**GOAL**
Reproduce all lines of the listing below in which the word "text" occurs.

**ENTRIES**
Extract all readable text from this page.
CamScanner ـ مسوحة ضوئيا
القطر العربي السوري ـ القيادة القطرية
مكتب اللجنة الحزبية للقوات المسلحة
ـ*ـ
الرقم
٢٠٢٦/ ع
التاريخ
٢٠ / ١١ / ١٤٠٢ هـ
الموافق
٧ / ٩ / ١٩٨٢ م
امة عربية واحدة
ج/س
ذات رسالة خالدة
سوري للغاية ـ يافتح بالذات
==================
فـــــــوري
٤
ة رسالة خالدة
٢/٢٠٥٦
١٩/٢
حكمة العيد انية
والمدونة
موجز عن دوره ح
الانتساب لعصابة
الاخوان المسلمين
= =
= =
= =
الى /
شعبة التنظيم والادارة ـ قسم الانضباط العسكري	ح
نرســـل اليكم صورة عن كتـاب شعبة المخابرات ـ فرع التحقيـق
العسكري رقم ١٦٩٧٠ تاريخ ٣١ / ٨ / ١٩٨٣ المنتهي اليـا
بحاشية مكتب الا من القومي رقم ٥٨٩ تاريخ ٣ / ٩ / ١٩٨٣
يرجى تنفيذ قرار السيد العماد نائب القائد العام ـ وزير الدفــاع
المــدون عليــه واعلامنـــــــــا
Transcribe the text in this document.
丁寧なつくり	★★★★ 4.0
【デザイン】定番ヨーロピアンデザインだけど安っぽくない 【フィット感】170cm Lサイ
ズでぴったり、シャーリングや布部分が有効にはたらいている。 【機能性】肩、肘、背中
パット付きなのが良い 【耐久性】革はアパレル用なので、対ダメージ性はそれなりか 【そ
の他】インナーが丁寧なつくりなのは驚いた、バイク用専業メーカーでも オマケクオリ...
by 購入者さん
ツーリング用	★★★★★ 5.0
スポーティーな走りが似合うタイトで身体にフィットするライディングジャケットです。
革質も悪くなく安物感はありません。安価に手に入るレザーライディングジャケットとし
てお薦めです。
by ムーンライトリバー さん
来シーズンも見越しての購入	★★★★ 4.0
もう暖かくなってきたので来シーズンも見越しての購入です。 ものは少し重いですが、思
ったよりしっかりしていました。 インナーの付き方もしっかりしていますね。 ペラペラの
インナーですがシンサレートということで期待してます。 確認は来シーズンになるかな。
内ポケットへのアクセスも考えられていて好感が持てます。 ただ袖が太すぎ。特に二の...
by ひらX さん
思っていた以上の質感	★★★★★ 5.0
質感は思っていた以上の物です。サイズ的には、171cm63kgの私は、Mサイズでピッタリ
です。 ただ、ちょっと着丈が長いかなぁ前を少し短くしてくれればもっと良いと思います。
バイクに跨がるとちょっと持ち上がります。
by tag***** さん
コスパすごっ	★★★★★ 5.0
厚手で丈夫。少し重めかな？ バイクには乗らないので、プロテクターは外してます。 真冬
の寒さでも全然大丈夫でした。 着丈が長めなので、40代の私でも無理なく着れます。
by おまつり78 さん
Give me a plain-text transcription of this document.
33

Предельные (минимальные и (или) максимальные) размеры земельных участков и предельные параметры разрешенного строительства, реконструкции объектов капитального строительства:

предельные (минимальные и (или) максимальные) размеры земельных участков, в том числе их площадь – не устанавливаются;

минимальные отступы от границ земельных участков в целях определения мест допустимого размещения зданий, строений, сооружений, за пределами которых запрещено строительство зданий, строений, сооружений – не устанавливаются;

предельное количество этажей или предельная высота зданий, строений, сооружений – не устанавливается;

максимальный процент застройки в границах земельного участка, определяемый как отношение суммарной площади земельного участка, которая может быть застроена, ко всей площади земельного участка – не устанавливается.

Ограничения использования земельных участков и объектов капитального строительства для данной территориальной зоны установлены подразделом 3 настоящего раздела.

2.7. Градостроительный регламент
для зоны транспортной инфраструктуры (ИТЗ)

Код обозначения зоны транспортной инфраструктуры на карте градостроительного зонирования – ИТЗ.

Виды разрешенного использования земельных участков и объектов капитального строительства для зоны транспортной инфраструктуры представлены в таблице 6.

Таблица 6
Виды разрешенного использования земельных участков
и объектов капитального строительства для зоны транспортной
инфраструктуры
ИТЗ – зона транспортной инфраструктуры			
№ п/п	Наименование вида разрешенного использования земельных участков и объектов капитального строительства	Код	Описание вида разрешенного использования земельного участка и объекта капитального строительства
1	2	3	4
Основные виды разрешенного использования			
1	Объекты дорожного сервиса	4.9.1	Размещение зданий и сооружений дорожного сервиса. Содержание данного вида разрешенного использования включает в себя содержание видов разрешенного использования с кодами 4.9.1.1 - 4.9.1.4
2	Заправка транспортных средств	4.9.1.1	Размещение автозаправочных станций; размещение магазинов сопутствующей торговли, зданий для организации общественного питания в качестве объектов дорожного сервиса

**WRITTEN ANSWER**
Extract all readable text from this page.
Transcribe the text in this document.
Give me a plain-text transcription of this document.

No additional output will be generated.